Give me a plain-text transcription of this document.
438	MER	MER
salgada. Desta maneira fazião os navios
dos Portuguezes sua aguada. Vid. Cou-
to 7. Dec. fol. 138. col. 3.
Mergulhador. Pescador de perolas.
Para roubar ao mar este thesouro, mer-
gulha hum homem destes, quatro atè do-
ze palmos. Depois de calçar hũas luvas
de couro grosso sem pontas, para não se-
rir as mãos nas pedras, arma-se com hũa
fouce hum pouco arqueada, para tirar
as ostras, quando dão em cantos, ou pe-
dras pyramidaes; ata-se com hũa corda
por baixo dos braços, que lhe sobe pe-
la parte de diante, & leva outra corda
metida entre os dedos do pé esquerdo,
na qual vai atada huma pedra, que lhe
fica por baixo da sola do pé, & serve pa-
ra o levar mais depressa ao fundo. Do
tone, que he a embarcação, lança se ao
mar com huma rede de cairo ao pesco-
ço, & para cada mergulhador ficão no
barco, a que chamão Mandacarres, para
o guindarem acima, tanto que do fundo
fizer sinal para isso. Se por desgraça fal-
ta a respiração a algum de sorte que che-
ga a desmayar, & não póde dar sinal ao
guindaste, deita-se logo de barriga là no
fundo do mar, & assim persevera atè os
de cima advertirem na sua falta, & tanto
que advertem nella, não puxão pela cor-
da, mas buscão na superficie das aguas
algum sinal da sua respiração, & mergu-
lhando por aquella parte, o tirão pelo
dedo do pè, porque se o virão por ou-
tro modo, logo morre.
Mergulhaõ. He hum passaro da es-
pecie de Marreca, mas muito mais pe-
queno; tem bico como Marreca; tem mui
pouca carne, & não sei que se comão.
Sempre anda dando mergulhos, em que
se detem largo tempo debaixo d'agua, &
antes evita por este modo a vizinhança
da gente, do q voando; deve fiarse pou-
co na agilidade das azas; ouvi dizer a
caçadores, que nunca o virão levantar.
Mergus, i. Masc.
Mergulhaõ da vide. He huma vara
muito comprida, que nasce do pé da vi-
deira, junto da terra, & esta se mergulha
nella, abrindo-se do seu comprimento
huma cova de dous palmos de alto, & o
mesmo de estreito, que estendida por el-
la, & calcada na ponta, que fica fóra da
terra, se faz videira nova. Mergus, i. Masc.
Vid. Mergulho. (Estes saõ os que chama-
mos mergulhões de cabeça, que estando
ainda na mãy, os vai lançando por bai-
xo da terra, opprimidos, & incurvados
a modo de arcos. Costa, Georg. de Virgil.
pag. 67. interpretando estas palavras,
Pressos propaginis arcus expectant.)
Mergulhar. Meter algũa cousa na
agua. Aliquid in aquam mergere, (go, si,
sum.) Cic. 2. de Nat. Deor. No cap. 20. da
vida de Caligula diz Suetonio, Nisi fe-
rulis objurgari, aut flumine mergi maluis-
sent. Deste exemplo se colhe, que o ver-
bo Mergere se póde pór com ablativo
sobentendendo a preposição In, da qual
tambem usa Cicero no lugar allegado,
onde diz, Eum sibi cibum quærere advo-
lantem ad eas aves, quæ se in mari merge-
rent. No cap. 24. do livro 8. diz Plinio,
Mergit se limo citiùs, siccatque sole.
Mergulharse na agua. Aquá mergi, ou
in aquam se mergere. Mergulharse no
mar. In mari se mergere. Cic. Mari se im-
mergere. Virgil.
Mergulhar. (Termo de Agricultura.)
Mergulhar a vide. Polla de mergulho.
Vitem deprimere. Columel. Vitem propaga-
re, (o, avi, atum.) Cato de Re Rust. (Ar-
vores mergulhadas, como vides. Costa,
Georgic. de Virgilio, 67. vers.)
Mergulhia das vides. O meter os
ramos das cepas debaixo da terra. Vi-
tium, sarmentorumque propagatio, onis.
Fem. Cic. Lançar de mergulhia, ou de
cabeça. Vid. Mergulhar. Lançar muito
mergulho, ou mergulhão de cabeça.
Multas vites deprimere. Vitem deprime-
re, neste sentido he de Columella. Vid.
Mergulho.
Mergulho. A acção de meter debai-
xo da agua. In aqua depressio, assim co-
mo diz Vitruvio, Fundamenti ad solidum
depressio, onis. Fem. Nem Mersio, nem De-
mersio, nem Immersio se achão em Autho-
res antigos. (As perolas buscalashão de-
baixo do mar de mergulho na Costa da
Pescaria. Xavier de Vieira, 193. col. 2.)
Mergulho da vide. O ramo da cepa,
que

* _WHAT NEEDS TO BE DONE_
Say, as a number only, how many lines of the data contain "debaixo".

* _TASK SOLUTION_
2